To do
Repeat the listing in full. Nothing may be added or left out.

** BEGIN **

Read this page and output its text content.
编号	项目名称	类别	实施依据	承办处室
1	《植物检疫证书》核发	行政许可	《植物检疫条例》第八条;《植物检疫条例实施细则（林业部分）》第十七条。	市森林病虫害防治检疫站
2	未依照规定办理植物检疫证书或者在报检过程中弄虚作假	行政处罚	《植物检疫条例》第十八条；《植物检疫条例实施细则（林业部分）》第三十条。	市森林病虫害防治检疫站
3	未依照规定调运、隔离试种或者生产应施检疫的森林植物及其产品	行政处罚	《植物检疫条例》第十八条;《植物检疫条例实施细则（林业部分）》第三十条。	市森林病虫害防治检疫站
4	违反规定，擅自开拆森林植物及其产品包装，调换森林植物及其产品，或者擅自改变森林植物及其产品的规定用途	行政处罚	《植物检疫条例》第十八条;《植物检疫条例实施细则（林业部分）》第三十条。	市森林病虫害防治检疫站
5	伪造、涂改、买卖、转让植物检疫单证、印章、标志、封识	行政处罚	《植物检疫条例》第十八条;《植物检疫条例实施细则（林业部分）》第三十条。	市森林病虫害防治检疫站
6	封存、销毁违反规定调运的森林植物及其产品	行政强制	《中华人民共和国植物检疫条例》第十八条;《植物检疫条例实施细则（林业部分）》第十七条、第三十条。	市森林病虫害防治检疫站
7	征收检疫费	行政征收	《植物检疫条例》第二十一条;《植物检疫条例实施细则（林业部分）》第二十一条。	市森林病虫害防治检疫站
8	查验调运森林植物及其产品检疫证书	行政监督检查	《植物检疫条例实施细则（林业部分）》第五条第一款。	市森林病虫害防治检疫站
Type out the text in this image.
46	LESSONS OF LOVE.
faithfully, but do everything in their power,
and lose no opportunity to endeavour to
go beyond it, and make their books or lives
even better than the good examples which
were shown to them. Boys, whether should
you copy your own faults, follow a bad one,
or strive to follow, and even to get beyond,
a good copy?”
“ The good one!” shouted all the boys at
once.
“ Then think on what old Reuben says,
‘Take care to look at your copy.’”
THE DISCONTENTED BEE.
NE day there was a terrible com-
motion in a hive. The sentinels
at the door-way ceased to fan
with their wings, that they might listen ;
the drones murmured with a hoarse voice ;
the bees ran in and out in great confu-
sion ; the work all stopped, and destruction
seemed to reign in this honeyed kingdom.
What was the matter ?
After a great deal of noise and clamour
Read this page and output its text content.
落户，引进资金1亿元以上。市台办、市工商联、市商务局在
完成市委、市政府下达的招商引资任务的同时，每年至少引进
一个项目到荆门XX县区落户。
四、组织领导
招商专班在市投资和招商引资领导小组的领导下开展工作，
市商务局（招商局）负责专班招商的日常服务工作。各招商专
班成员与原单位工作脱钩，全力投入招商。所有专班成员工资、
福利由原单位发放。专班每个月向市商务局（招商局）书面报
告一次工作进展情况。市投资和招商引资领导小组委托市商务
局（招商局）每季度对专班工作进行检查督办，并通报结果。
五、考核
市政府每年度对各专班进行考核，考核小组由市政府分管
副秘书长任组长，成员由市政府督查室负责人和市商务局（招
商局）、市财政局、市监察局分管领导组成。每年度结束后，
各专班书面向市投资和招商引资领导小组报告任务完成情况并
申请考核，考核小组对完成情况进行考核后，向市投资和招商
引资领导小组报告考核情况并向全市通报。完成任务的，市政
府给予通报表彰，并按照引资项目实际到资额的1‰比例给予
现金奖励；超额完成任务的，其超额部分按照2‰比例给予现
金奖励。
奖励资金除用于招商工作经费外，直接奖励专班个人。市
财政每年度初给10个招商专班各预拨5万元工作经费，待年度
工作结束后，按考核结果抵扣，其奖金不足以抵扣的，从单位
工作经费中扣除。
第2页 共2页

** END **

Full output
Read this page and output its text content.
编号	项目名称	类别	实施依据	承办处室
1	《植物检疫证书》核发	行政许可	《植物检疫条例》第八条;《植物检疫条例实施细则（林业部分）》第十七条。	市森林病虫害防治检疫站
2	未依照规定办理植物检疫证书或者在报检过程中弄虚作假	行政处罚	《植物检疫条例》第十八条；《植物检疫条例实施细则（林业部分）》第三十条。	市森林病虫害防治检疫站
3	未依照规定调运、隔离试种或者生产应施检疫的森林植物及其产品	行政处罚	《植物检疫条例》第十八条;《植物检疫条例实施细则（林业部分）》第三十条。	市森林病虫害防治检疫站
4	违反规定，擅自开拆森林植物及其产品包装，调换森林植物及其产品，或者擅自改变森林植物及其产品的规定用途	行政处罚	《植物检疫条例》第十八条;《植物检疫条例实施细则（林业部分）》第三十条。	市森林病虫害防治检疫站
5	伪造、涂改、买卖、转让植物检疫单证、印章、标志、封识	行政处罚	《植物检疫条例》第十八条;《植物检疫条例实施细则（林业部分）》第三十条。	市森林病虫害防治检疫站
6	封存、销毁违反规定调运的森林植物及其产品	行政强制	《中华人民共和国植物检疫条例》第十八条;《植物检疫条例实施细则（林业部分）》第十七条、第三十条。	市森林病虫害防治检疫站
7	征收检疫费	行政征收	《植物检疫条例》第二十一条;《植物检疫条例实施细则（林业部分）》第二十一条。	市森林病虫害防治检疫站
8	查验调运森林植物及其产品检疫证书	行政监督检查	《植物检疫条例实施细则（林业部分）》第五条第一款。	市森林病虫害防治检疫站
Type out the text in this image.
46	LESSONS OF LOVE.
faithfully, but do everything in their power,
and lose no opportunity to endeavour to
go beyond it, and make their books or lives
even better than the good examples which
were shown to them. Boys, whether should
you copy your own faults, follow a bad one,
or strive to follow, and even to get beyond,
a good copy?”
“ The good one!” shouted all the boys at
once.
“ Then think on what old Reuben says,
‘Take care to look at your copy.’”
THE DISCONTENTED BEE.
NE day there was a terrible com-
motion in a hive. The sentinels
at the door-way ceased to fan
with their wings, that they might listen ;
the drones murmured with a hoarse voice ;
the bees ran in and out in great confu-
sion ; the work all stopped, and destruction
seemed to reign in this honeyed kingdom.
What was the matter ?
After a great deal of noise and clamour
Read this page and output its text content.
落户，引进资金1亿元以上。市台办、市工商联、市商务局在
完成市委、市政府下达的招商引资任务的同时，每年至少引进
一个项目到荆门XX县区落户。
四、组织领导
招商专班在市投资和招商引资领导小组的领导下开展工作，
市商务局（招商局）负责专班招商的日常服务工作。各招商专
班成员与原单位工作脱钩，全力投入招商。所有专班成员工资、
福利由原单位发放。专班每个月向市商务局（招商局）书面报
告一次工作进展情况。市投资和招商引资领导小组委托市商务
局（招商局）每季度对专班工作进行检查督办，并通报结果。
五、考核
市政府每年度对各专班进行考核，考核小组由市政府分管
副秘书长任组长，成员由市政府督查室负责人和市商务局（招
商局）、市财政局、市监察局分管领导组成。每年度结束后，
各专班书面向市投资和招商引资领导小组报告任务完成情况并
申请考核，考核小组对完成情况进行考核后，向市投资和招商
引资领导小组报告考核情况并向全市通报。完成任务的，市政
府给予通报表彰，并按照引资项目实际到资额的1‰比例给予
现金奖励；超额完成任务的，其超额部分按照2‰比例给予现
金奖励。
奖励资金除用于招商工作经费外，直接奖励专班个人。市
财政每年度初给10个招商专班各预拨5万元工作经费，待年度
工作结束后，按考核结果抵扣，其奖金不足以抵扣的，从单位
工作经费中扣除。
第2页 共2页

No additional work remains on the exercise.